Consigne donnée 1 -> Citez le passage de l'extrait sur la ferme aquacole compris entre « Se rajoutent aux » et « des délégations chinoises. », bornes incluses.

Extrait choisi ->
Des travaux à la charge du Pays financés … à perte ?
En amont du projet aquacole, le Pays a financé pour 617 millions de Fcfp de travaux. Un montant nécessaire à la déconstruction du centre de mareyage, au déplacement de la centrale électrique, à la démolition du réseau d’hydrocarbures de l’atoll et à l’aménagement général du site d’accueil de la ferme. Un investissement certes indispensable à la réalisation du projet mais inutile si ce dernier ne se concrétise pas, souligne la CTC.
Se rajoutent aux dépenses du Pays un peu moins de 4 millions de Fcfp utilisés entre 2014 et 2017 à des fins de réceptions et d’organisation d’une réunion mondaine, lors de l’accueil des délégations chinoises.
Et si l’intérêt pour la Polynésie n’est pas seulement économique mais aussi professionnel, avec un transfert des savoir-faire des techniciens non nationaux au bénéfice de professionnels locaux, la CTC met en exergue l’inexistence de sélection et de formation d’aquaculteurs polynésiens alors même que leur intervention est essentielle. « Cette phase doit être anticipée afin de préparer au mieux les acteurs du territoire à ce processus novateur. La chambre invite le Pays à prendre toute sa place lors de la négociation et de la formalisation de la relation contractuelle entre les futurs aquaculteurs polynésiens et TNOF afin que les conditions d’exploitation sur la base de contrat type soient équilibrées et transparentes. Cette médiation permettra que les futurs aquaculteurs ne soient pas démunis juridiquement face à une entreprise qui transfère une part non négligeable du risque économique sur ces derniers ».
En 2014, TNOF s’engageait à créer au moins 1000 emplois locaux durables. Mais en 2018, la société revoit ses chiffres à la baisse et dit vouloir créer 300 emplois de moins que prévu. Le Pays, de son côté, n’a jamais infirmé ou confirmé les projections de TNOF, observe la chambre territoriale des comptes qui recommande la mise en place d’un suivi professionnalisé.
In fine, la CTC craint que la crise sanitaire et économique mondiale n’ait des répercussions néfastes sur l’avancement du projet de ferme aquacole. Elle constate et déplore aussi le déficit d’informations officielles du Pays concernant l’avenir du projet.

Consigne donnée 2 -> Convertissez en liste numérotée les lignes des enregistrements, depuis leur début jusqu'à la ligne contenant « y-tick-label: 50% — [285, 334, 298, 341] » incluse, en omettant les lignes vides.

Données à utiliser ->
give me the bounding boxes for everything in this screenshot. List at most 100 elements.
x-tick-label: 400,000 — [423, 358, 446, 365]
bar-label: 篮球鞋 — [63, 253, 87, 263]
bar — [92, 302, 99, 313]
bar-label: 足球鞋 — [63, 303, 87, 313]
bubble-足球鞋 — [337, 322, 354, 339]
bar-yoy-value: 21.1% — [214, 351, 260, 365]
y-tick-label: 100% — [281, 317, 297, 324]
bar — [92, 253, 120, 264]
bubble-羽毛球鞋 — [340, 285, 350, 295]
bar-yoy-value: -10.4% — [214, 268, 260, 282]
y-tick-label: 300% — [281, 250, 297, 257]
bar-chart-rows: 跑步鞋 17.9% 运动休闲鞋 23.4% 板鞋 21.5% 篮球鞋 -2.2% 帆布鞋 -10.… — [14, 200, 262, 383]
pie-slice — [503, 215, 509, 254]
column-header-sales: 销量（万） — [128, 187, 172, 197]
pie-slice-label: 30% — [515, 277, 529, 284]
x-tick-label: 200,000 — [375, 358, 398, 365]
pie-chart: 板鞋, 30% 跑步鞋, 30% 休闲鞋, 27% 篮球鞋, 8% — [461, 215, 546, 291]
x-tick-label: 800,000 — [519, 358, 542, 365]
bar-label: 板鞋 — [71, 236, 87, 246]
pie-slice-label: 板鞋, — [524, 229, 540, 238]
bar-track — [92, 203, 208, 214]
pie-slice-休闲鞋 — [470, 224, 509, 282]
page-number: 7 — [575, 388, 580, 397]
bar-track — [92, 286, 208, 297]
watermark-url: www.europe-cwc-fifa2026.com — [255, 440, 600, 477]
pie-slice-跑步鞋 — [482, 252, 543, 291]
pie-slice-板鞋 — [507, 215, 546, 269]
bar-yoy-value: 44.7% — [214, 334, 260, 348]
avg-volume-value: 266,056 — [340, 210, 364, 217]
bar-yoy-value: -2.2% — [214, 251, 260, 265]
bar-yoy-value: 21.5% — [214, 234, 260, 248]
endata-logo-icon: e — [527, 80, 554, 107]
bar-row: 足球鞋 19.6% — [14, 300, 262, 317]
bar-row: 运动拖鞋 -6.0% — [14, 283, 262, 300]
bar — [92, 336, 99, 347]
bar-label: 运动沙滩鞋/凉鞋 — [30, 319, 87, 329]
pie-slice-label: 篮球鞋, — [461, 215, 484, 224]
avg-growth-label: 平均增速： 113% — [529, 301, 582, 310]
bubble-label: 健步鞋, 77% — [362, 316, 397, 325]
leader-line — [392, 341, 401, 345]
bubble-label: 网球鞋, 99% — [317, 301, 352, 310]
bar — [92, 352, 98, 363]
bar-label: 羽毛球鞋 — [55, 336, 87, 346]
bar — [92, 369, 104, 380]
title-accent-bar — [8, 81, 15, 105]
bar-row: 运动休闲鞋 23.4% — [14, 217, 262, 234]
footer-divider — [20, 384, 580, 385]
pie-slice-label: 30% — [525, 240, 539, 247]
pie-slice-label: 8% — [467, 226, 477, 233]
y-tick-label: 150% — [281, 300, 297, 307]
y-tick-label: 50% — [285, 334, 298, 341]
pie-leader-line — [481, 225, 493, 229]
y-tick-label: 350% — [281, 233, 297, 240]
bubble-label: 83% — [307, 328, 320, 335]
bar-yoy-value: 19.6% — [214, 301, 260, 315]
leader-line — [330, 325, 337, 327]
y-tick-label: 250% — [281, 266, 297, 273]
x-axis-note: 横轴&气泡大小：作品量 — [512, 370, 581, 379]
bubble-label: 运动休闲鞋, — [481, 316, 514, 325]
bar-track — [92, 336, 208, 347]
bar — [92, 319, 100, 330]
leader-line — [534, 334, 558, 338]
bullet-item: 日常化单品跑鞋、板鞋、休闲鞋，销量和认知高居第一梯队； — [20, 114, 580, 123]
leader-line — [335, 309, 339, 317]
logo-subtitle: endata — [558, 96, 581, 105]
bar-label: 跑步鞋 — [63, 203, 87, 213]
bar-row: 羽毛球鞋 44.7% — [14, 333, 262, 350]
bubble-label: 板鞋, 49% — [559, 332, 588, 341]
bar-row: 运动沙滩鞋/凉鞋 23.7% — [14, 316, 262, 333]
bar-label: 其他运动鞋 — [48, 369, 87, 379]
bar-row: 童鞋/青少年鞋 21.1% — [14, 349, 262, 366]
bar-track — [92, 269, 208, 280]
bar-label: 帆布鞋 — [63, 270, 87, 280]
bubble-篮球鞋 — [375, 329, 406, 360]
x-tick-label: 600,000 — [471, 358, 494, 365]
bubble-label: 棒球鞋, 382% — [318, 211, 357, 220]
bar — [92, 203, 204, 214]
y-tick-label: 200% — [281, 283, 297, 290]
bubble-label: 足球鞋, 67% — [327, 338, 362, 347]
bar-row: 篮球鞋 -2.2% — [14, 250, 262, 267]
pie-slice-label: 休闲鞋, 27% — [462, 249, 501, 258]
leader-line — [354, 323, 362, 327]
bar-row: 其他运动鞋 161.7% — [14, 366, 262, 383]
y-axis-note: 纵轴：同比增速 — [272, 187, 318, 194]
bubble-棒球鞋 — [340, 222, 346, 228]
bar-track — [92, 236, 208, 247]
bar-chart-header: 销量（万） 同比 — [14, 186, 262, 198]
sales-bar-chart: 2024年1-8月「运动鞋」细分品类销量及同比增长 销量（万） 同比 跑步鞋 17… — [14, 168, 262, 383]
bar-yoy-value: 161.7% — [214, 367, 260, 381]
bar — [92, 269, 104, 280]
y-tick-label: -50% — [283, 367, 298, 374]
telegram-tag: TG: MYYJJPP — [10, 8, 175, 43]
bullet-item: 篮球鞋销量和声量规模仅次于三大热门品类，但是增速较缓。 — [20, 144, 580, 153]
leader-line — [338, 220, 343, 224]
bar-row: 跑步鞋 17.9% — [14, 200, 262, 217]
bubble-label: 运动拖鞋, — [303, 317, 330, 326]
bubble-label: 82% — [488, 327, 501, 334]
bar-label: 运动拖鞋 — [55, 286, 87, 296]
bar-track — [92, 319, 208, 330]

Réponse finale 1 ->
Se rajoutent aux dépenses du Pays un peu moins de 4 millions de Fcfp utilisés entre 2014 et 2017 à des fins de réceptions et d’organisation d’une réunion mondaine, lors de l’accueil des délégations chinoises.

Réponse finale 2 ->
1. give me the bounding boxes for everything in this screenshot. List at most 100 elements.
2. x-tick-label: 400,000 — [423, 358, 446, 365]
3. bar-label: 篮球鞋 — [63, 253, 87, 263]
4. bar — [92, 302, 99, 313]
5. bar-label: 足球鞋 — [63, 303, 87, 313]
6. bubble-足球鞋 — [337, 322, 354, 339]
7. bar-yoy-value: 21.1% — [214, 351, 260, 365]
8. y-tick-label: 100% — [281, 317, 297, 324]
9. bar — [92, 253, 120, 264]
10. bubble-羽毛球鞋 — [340, 285, 350, 295]
11. bar-yoy-value: -10.4% — [214, 268, 260, 282]
12. y-tick-label: 300% — [281, 250, 297, 257]
13. bar-chart-rows: 跑步鞋 17.9% 运动休闲鞋 23.4% 板鞋 21.5% 篮球鞋 -2.2% 帆布鞋 -10.… — [14, 200, 262, 383]
14. pie-slice — [503, 215, 509, 254]
15. column-header-sales: 销量（万） — [128, 187, 172, 197]
16. pie-slice-label: 30% — [515, 277, 529, 284]
17. x-tick-label: 200,000 — [375, 358, 398, 365]
18. pie-chart: 板鞋, 30% 跑步鞋, 30% 休闲鞋, 27% 篮球鞋, 8% — [461, 215, 546, 291]
19. x-tick-label: 800,000 — [519, 358, 542, 365]
20. bar-label: 板鞋 — [71, 236, 87, 246]
21. pie-slice-label: 板鞋, — [524, 229, 540, 238]
22. bar-track — [92, 203, 208, 214]
23. pie-slice-休闲鞋 — [470, 224, 509, 282]
24. page-number: 7 — [575, 388, 580, 397]
25. bar-track — [92, 286, 208, 297]
26. watermark-url: www.europe-cwc-fifa2026.com — [255, 440, 600, 477]
27. pie-slice-跑步鞋 — [482, 252, 543, 291]
28. pie-slice-板鞋 — [507, 215, 546, 269]
29. bar-yoy-value: 44.7% — [214, 334, 260, 348]
30. avg-volume-value: 266,056 — [340, 210, 364, 217]
31. bar-yoy-value: -2.2% — [214, 251, 260, 265]
32. bar-yoy-value: 21.5% — [214, 234, 260, 248]
33. endata-logo-icon: e — [527, 80, 554, 107]
34. bar-row: 足球鞋 19.6% — [14, 300, 262, 317]
35. bar-row: 运动拖鞋 -6.0% — [14, 283, 262, 300]
36. bar — [92, 336, 99, 347]
37. bar-label: 运动沙滩鞋/凉鞋 — [30, 319, 87, 329]
38. pie-slice-label: 篮球鞋, — [461, 215, 484, 224]
39. avg-growth-label: 平均增速： 113% — [529, 301, 582, 310]
40. bubble-label: 健步鞋, 77% — [362, 316, 397, 325]
41. leader-line — [392, 341, 401, 345]
42. bubble-label: 网球鞋, 99% — [317, 301, 352, 310]
43. bar — [92, 352, 98, 363]
44. bar-label: 羽毛球鞋 — [55, 336, 87, 346]
45. bar — [92, 369, 104, 380]
46. title-accent-bar — [8, 81, 15, 105]
47. bar-row: 运动休闲鞋 23.4% — [14, 217, 262, 234]
48. footer-divider — [20, 384, 580, 385]
49. pie-slice-label: 30% — [525, 240, 539, 247]
50. pie-slice-label: 8% — [467, 226, 477, 233]
51. y-tick-label: 150% — [281, 300, 297, 307]
52. y-tick-label: 50% — [285, 334, 298, 341]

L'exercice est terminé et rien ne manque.